* _OBJECTIVE_: Only lines holding the string "data" are wanted; copy each one from the material.

=-=-=-=-=

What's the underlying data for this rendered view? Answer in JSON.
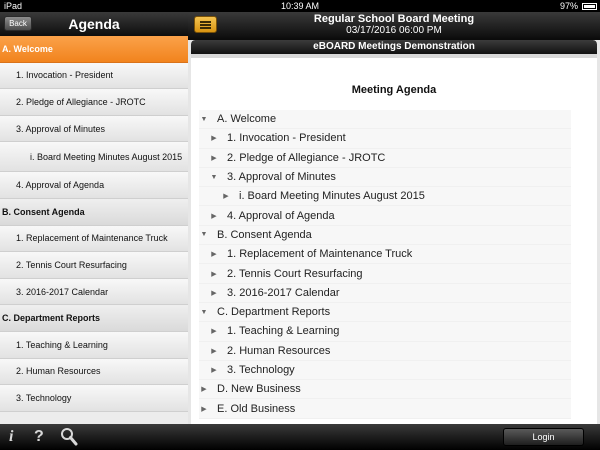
{
  "statusbar": {
    "carrier": "iPad",
    "time": "10:39 AM",
    "battery": "97%"
  },
  "sidebar": {
    "back_label": "Back",
    "title": "Agenda",
    "items": [
      {
        "label": "A. Welcome",
        "kind": "section",
        "active": true
      },
      {
        "label": "1. Invocation - President",
        "kind": "l1"
      },
      {
        "label": "2. Pledge of Allegiance - JROTC",
        "kind": "l1"
      },
      {
        "label": "3. Approval of Minutes",
        "kind": "l1"
      },
      {
        "label": "i. Board Meeting Minutes August 2015",
        "kind": "l2"
      },
      {
        "label": "4. Approval of Agenda",
        "kind": "l1"
      },
      {
        "label": "B. Consent Agenda",
        "kind": "section"
      },
      {
        "label": "1. Replacement of Maintenance Truck",
        "kind": "l1"
      },
      {
        "label": "2. Tennis Court Resurfacing",
        "kind": "l1"
      },
      {
        "label": "3. 2016-2017 Calendar",
        "kind": "l1"
      },
      {
        "label": "C. Department Reports",
        "kind": "section"
      },
      {
        "label": "1. Teaching & Learning",
        "kind": "l1"
      },
      {
        "label": "2. Human Resources",
        "kind": "l1"
      },
      {
        "label": "3. Technology",
        "kind": "l1"
      }
    ]
  },
  "header": {
    "menu_icon": "hamburger-menu-icon",
    "meeting_title": "Regular School Board Meeting",
    "meeting_date": "03/17/2016 06:00 PM"
  },
  "content": {
    "banner": "eBOARD Meetings Demonstration",
    "heading": "Meeting Agenda",
    "tree": [
      {
        "label": "A. Welcome",
        "level": 0,
        "expanded": true
      },
      {
        "label": "1. Invocation - President",
        "level": 1,
        "expanded": false
      },
      {
        "label": "2. Pledge of Allegiance - JROTC",
        "level": 1,
        "expanded": false
      },
      {
        "label": "3. Approval of Minutes",
        "level": 1,
        "expanded": true
      },
      {
        "label": "i. Board Meeting Minutes August 2015",
        "level": 2,
        "expanded": false
      },
      {
        "label": "4. Approval of Agenda",
        "level": 1,
        "expanded": false
      },
      {
        "label": "B. Consent Agenda",
        "level": 0,
        "expanded": true
      },
      {
        "label": "1. Replacement of Maintenance Truck",
        "level": 1,
        "expanded": false
      },
      {
        "label": "2. Tennis Court Resurfacing",
        "level": 1,
        "expanded": false
      },
      {
        "label": "3. 2016-2017 Calendar",
        "level": 1,
        "expanded": false
      },
      {
        "label": "C. Department Reports",
        "level": 0,
        "expanded": true
      },
      {
        "label": "1. Teaching & Learning",
        "level": 1,
        "expanded": false
      },
      {
        "label": "2. Human Resources",
        "level": 1,
        "expanded": false
      },
      {
        "label": "3. Technology",
        "level": 1,
        "expanded": false
      },
      {
        "label": "D. New Business",
        "level": 0,
        "expanded": false
      },
      {
        "label": "E. Old Business",
        "level": 0,
        "expanded": false
      }
    ]
  },
  "toolbar": {
    "icons": [
      "info-icon",
      "help-icon",
      "search-icon"
    ],
    "login_label": "Login"
  },
  "colors": {
    "accent": "#f1831d",
    "menu_button": "#e3a322",
    "bar": "#111111"
  }
}
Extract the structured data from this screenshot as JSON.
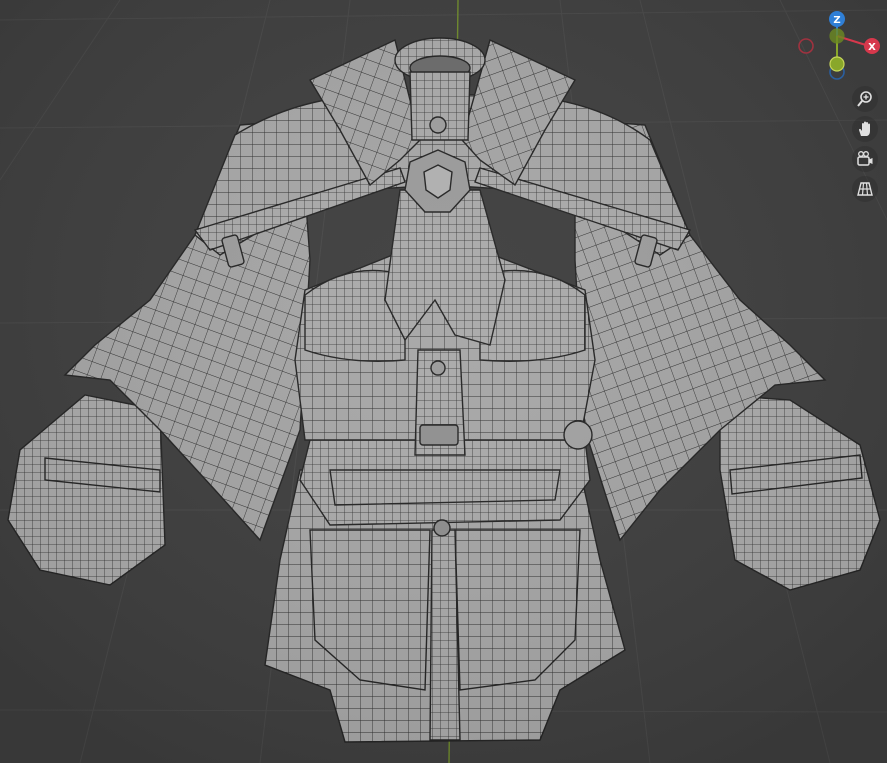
{
  "viewport": {
    "background": "#3d3d3d",
    "grid_color": "#4a4a4a",
    "y_axis_color": "#6e8a2a",
    "mesh_fill": "#a3a3a3",
    "mesh_wire": "#2a2a2a"
  },
  "gizmo": {
    "axes": [
      {
        "name": "Z",
        "label": "Z",
        "color": "#2f7fd6"
      },
      {
        "name": "X",
        "label": "X",
        "color": "#d6384c"
      },
      {
        "name": "Y",
        "label": "",
        "color": "#89a72a"
      },
      {
        "name": "-X",
        "label": "",
        "color": "#a0323f"
      },
      {
        "name": "-Y",
        "label": "",
        "color": "#6c8a22"
      },
      {
        "name": "-Z",
        "label": "",
        "color": "#2a5fa0"
      }
    ]
  },
  "navigation": [
    {
      "id": "zoom",
      "icon": "zoom-icon"
    },
    {
      "id": "pan",
      "icon": "hand-icon"
    },
    {
      "id": "camera",
      "icon": "camera-icon"
    },
    {
      "id": "perspective",
      "icon": "grid-perspective-icon"
    }
  ]
}
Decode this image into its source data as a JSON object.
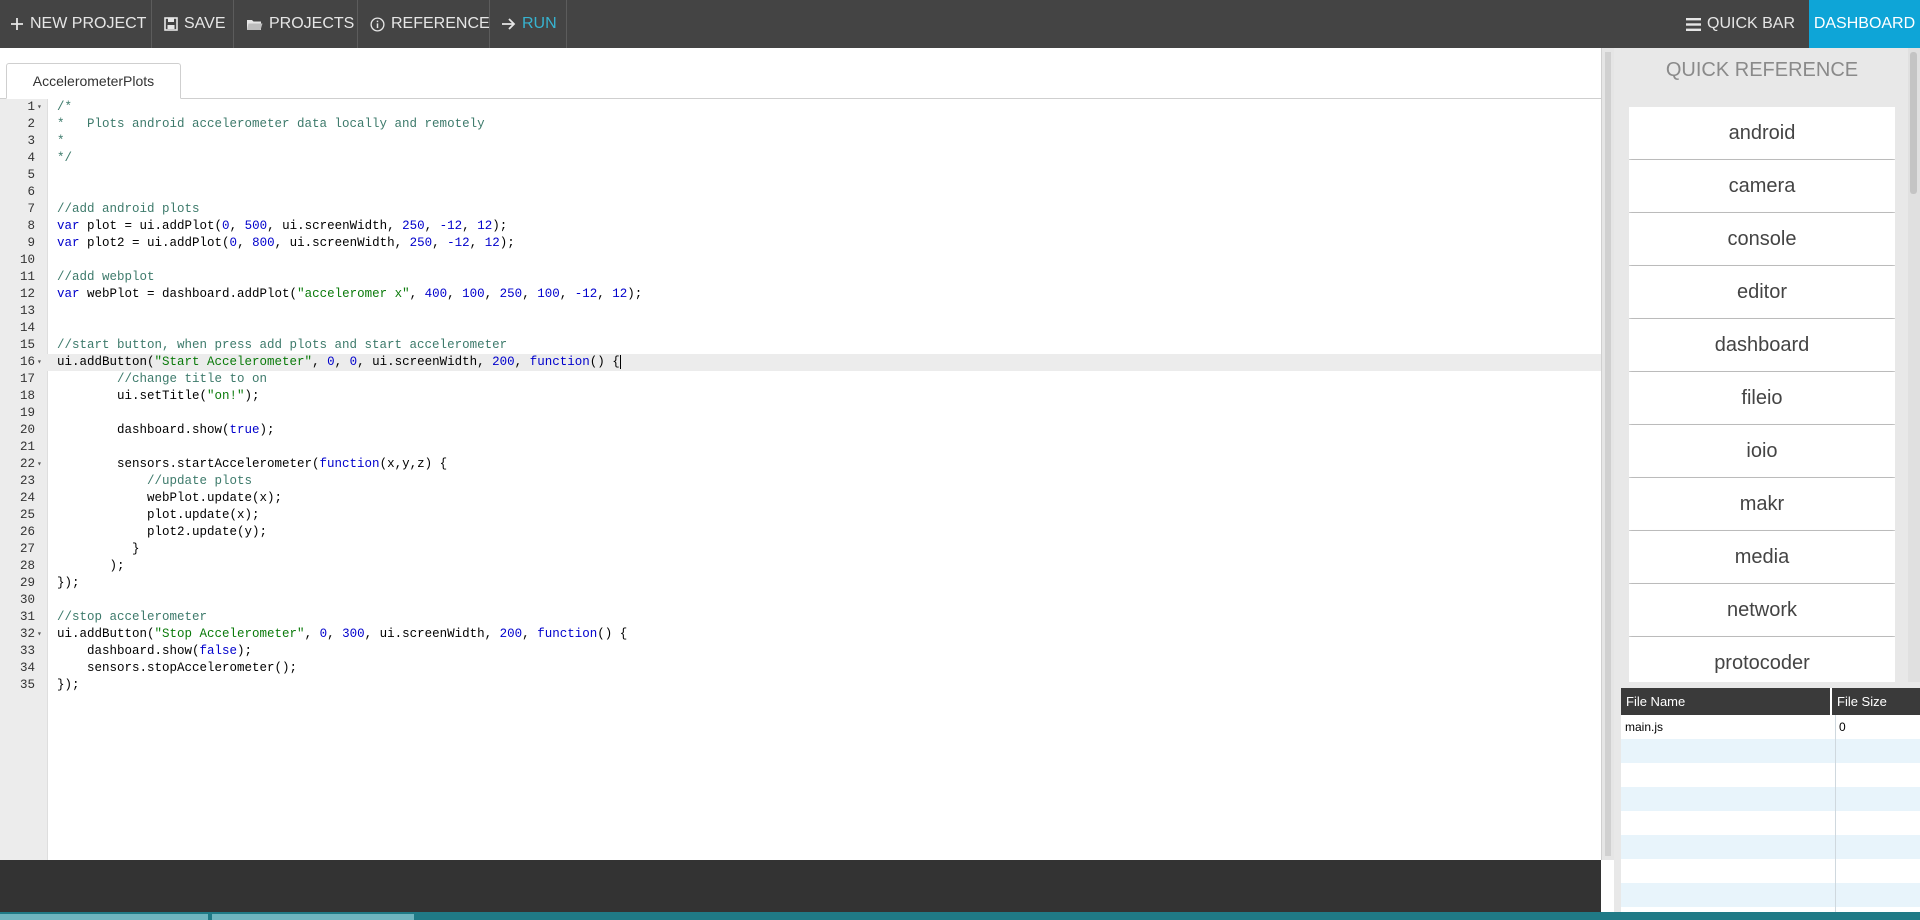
{
  "toolbar": {
    "new_project": "NEW PROJECT",
    "save": "SAVE",
    "projects": "PROJECTS",
    "reference": "REFERENCE",
    "run": "RUN",
    "quick_bar": "QUICK BAR",
    "dashboard": "DASHBOARD"
  },
  "editor": {
    "tab": "AccelerometerPlots",
    "lines": [
      {
        "n": "1",
        "fold": true,
        "t": [
          [
            "c",
            "/*"
          ]
        ]
      },
      {
        "n": "2",
        "t": [
          [
            "c",
            "*   Plots android accelerometer data locally and remotely"
          ]
        ]
      },
      {
        "n": "3",
        "t": [
          [
            "c",
            "*"
          ]
        ]
      },
      {
        "n": "4",
        "t": [
          [
            "c",
            "*/"
          ]
        ]
      },
      {
        "n": "5",
        "t": []
      },
      {
        "n": "6",
        "t": []
      },
      {
        "n": "7",
        "t": [
          [
            "c",
            "//add android plots"
          ]
        ]
      },
      {
        "n": "8",
        "t": [
          [
            "k",
            "var"
          ],
          [
            "p",
            " plot = ui.addPlot("
          ],
          [
            "n",
            "0"
          ],
          [
            "p",
            ", "
          ],
          [
            "n",
            "500"
          ],
          [
            "p",
            ", ui.screenWidth, "
          ],
          [
            "n",
            "250"
          ],
          [
            "p",
            ", "
          ],
          [
            "n",
            "-12"
          ],
          [
            "p",
            ", "
          ],
          [
            "n",
            "12"
          ],
          [
            "p",
            ");"
          ]
        ]
      },
      {
        "n": "9",
        "t": [
          [
            "k",
            "var"
          ],
          [
            "p",
            " plot2 = ui.addPlot("
          ],
          [
            "n",
            "0"
          ],
          [
            "p",
            ", "
          ],
          [
            "n",
            "800"
          ],
          [
            "p",
            ", ui.screenWidth, "
          ],
          [
            "n",
            "250"
          ],
          [
            "p",
            ", "
          ],
          [
            "n",
            "-12"
          ],
          [
            "p",
            ", "
          ],
          [
            "n",
            "12"
          ],
          [
            "p",
            ");"
          ]
        ]
      },
      {
        "n": "10",
        "t": []
      },
      {
        "n": "11",
        "t": [
          [
            "c",
            "//add webplot"
          ]
        ]
      },
      {
        "n": "12",
        "t": [
          [
            "k",
            "var"
          ],
          [
            "p",
            " webPlot = dashboard.addPlot("
          ],
          [
            "s",
            "\"acceleromer x\""
          ],
          [
            "p",
            ", "
          ],
          [
            "n",
            "400"
          ],
          [
            "p",
            ", "
          ],
          [
            "n",
            "100"
          ],
          [
            "p",
            ", "
          ],
          [
            "n",
            "250"
          ],
          [
            "p",
            ", "
          ],
          [
            "n",
            "100"
          ],
          [
            "p",
            ", "
          ],
          [
            "n",
            "-12"
          ],
          [
            "p",
            ", "
          ],
          [
            "n",
            "12"
          ],
          [
            "p",
            ");"
          ]
        ]
      },
      {
        "n": "13",
        "t": []
      },
      {
        "n": "14",
        "t": []
      },
      {
        "n": "15",
        "t": [
          [
            "c",
            "//start button, when press add plots and start accelerometer"
          ]
        ]
      },
      {
        "n": "16",
        "fold": true,
        "active": true,
        "t": [
          [
            "p",
            "ui.addButton("
          ],
          [
            "s",
            "\"Start Accelerometer\""
          ],
          [
            "p",
            ", "
          ],
          [
            "n",
            "0"
          ],
          [
            "p",
            ", "
          ],
          [
            "n",
            "0"
          ],
          [
            "p",
            ", ui.screenWidth, "
          ],
          [
            "n",
            "200"
          ],
          [
            "p",
            ", "
          ],
          [
            "k",
            "function"
          ],
          [
            "p",
            "() {"
          ]
        ],
        "cursor": true
      },
      {
        "n": "17",
        "t": [
          [
            "p",
            "        "
          ],
          [
            "c",
            "//change title to on"
          ]
        ]
      },
      {
        "n": "18",
        "t": [
          [
            "p",
            "        ui.setTitle("
          ],
          [
            "s",
            "\"on!\""
          ],
          [
            "p",
            ");"
          ]
        ]
      },
      {
        "n": "19",
        "t": []
      },
      {
        "n": "20",
        "t": [
          [
            "p",
            "        dashboard.show("
          ],
          [
            "k",
            "true"
          ],
          [
            "p",
            ");"
          ]
        ]
      },
      {
        "n": "21",
        "t": []
      },
      {
        "n": "22",
        "fold": true,
        "t": [
          [
            "p",
            "        sensors.startAccelerometer("
          ],
          [
            "k",
            "function"
          ],
          [
            "p",
            "(x,y,z) {"
          ]
        ]
      },
      {
        "n": "23",
        "t": [
          [
            "p",
            "            "
          ],
          [
            "c",
            "//update plots"
          ]
        ]
      },
      {
        "n": "24",
        "t": [
          [
            "p",
            "            webPlot.update(x);"
          ]
        ]
      },
      {
        "n": "25",
        "t": [
          [
            "p",
            "            plot.update(x);"
          ]
        ]
      },
      {
        "n": "26",
        "t": [
          [
            "p",
            "            plot2.update(y);"
          ]
        ]
      },
      {
        "n": "27",
        "t": [
          [
            "p",
            "          }"
          ]
        ]
      },
      {
        "n": "28",
        "t": [
          [
            "p",
            "       );"
          ]
        ]
      },
      {
        "n": "29",
        "t": [
          [
            "p",
            "});"
          ]
        ]
      },
      {
        "n": "30",
        "t": []
      },
      {
        "n": "31",
        "t": [
          [
            "c",
            "//stop accelerometer"
          ]
        ]
      },
      {
        "n": "32",
        "fold": true,
        "t": [
          [
            "p",
            "ui.addButton("
          ],
          [
            "s",
            "\"Stop Accelerometer\""
          ],
          [
            "p",
            ", "
          ],
          [
            "n",
            "0"
          ],
          [
            "p",
            ", "
          ],
          [
            "n",
            "300"
          ],
          [
            "p",
            ", ui.screenWidth, "
          ],
          [
            "n",
            "200"
          ],
          [
            "p",
            ", "
          ],
          [
            "k",
            "function"
          ],
          [
            "p",
            "() {"
          ]
        ]
      },
      {
        "n": "33",
        "t": [
          [
            "p",
            "    dashboard.show("
          ],
          [
            "k",
            "false"
          ],
          [
            "p",
            ");"
          ]
        ]
      },
      {
        "n": "34",
        "t": [
          [
            "p",
            "    sensors.stopAccelerometer();"
          ]
        ]
      },
      {
        "n": "35",
        "t": [
          [
            "p",
            "});"
          ]
        ]
      }
    ]
  },
  "quick_reference": {
    "title": "QUICK REFERENCE",
    "items": [
      "android",
      "camera",
      "console",
      "editor",
      "dashboard",
      "fileio",
      "ioio",
      "makr",
      "media",
      "network",
      "protocoder"
    ]
  },
  "files": {
    "columns": [
      "File Name",
      "File Size"
    ],
    "rows": [
      {
        "name": "main.js",
        "size": "0"
      }
    ]
  },
  "colors": {
    "toolbar_bg": "#444444",
    "accent": "#0ea5d7",
    "run": "#37b3d0"
  }
}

=-=-=-=-=

* _RESULT OF THE TASK_:
What's the underlying data for this rendered view? Answer in JSON.
Extract the structured data from this screenshot as JSON.
Decode this image into its source data as a JSON object.
            "*   Plots android accelerometer data locally and remotely"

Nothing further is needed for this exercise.